* _Exercise brief_
Would you write out the listing verbatim and skip every picture in it?

-- begin Provided records --

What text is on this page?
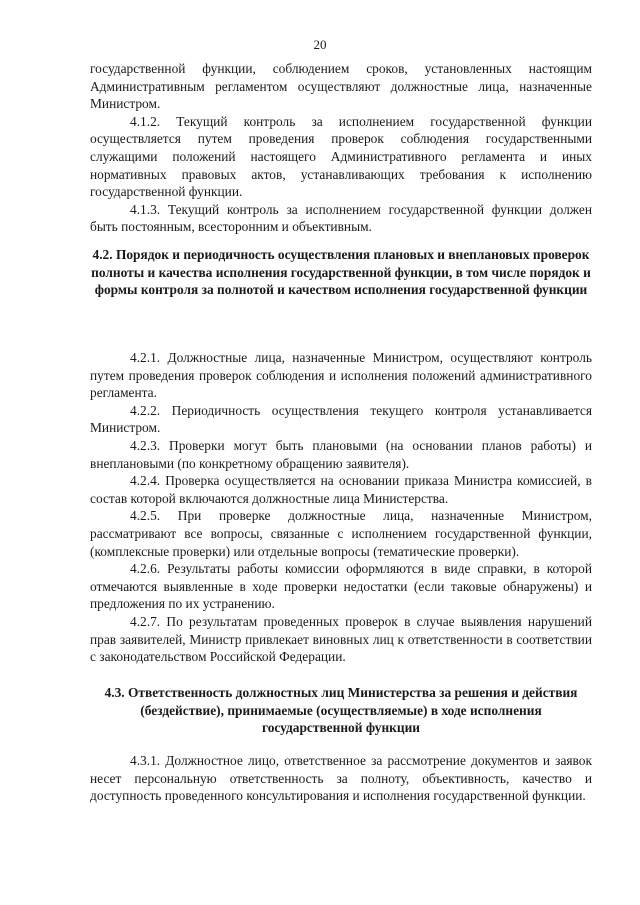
20

государственной функции, соблюдением сроков, установленных настоящим Административным регламентом осуществляют должностные лица, назначенные Министром.

4.1.2. Текущий контроль за исполнением государственной функции осуществляется путем проведения проверок соблюдения государственными служащими положений настоящего Административного регламента и иных нормативных правовых актов, устанавливающих требования к исполнению государственной функции.

4.1.3. Текущий контроль за исполнением государственной функции должен быть постоянным, всесторонним и объективным.

4.2. Порядок и периодичность осуществления плановых и внеплановых проверок полноты и качества исполнения государственной функции, в том числе порядок и формы контроля за полнотой и качеством исполнения государственной функции

4.2.1. Должностные лица, назначенные Министром, осуществляют контроль путем проведения проверок соблюдения и исполнения положений административного регламента.

4.2.2. Периодичность осуществления текущего контроля устанавливается Министром.

4.2.3. Проверки могут быть плановыми (на основании планов работы) и внеплановыми (по конкретному обращению заявителя).

4.2.4. Проверка осуществляется на основании приказа Министра комиссией, в состав которой включаются должностные лица Министерства.

4.2.5. При проверке должностные лица, назначенные Министром, рассматривают все вопросы, связанные с исполнением государственной функции, (комплексные проверки) или отдельные вопросы (тематические проверки).

4.2.6. Результаты работы комиссии оформляются в виде справки, в которой отмечаются выявленные в ходе проверки недостатки (если таковые обнаружены) и предложения по их устранению.

4.2.7. По результатам проведенных проверок в случае выявления нарушений прав заявителей, Министр привлекает виновных лиц к ответственности в соответствии с законодательством Российской Федерации.

4.3. Ответственность должностных лиц Министерства за решения и действия (бездействие), принимаемые (осуществляемые) в ходе исполнения государственной функции

4.3.1. Должностное лицо, ответственное за рассмотрение документов и заявок несет персональную ответственность за полноту, объективность, качество и доступность проведенного консультирования и исполнения государственной функции.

-- end Provided records --

* _Result for this exercise_
What text is on this page?
20

государственной функции, соблюдением сроков, установленных настоящим Административным регламентом осуществляют должностные лица, назначенные Министром.

4.1.2. Текущий контроль за исполнением государственной функции осуществляется путем проведения проверок соблюдения государственными служащими положений настоящего Административного регламента и иных нормативных правовых актов, устанавливающих требования к исполнению государственной функции.

4.1.3. Текущий контроль за исполнением государственной функции должен быть постоянным, всесторонним и объективным.

4.2. Порядок и периодичность осуществления плановых и внеплановых проверок полноты и качества исполнения государственной функции, в том числе порядок и формы контроля за полнотой и качеством исполнения государственной функции

4.2.1. Должностные лица, назначенные Министром, осуществляют контроль путем проведения проверок соблюдения и исполнения положений административного регламента.

4.2.2. Периодичность осуществления текущего контроля устанавливается Министром.

4.2.3. Проверки могут быть плановыми (на основании планов работы) и внеплановыми (по конкретному обращению заявителя).

4.2.4. Проверка осуществляется на основании приказа Министра комиссией, в состав которой включаются должностные лица Министерства.

4.2.5. При проверке должностные лица, назначенные Министром, рассматривают все вопросы, связанные с исполнением государственной функции, (комплексные проверки) или отдельные вопросы (тематические проверки).

4.2.6. Результаты работы комиссии оформляются в виде справки, в которой отмечаются выявленные в ходе проверки недостатки (если таковые обнаружены) и предложения по их устранению.

4.2.7. По результатам проведенных проверок в случае выявления нарушений прав заявителей, Министр привлекает виновных лиц к ответственности в соответствии с законодательством Российской Федерации.

4.3. Ответственность должностных лиц Министерства за решения и действия (бездействие), принимаемые (осуществляемые) в ходе исполнения государственной функции

4.3.1. Должностное лицо, ответственное за рассмотрение документов и заявок несет персональную ответственность за полноту, объективность, качество и доступность проведенного консультирования и исполнения государственной функции.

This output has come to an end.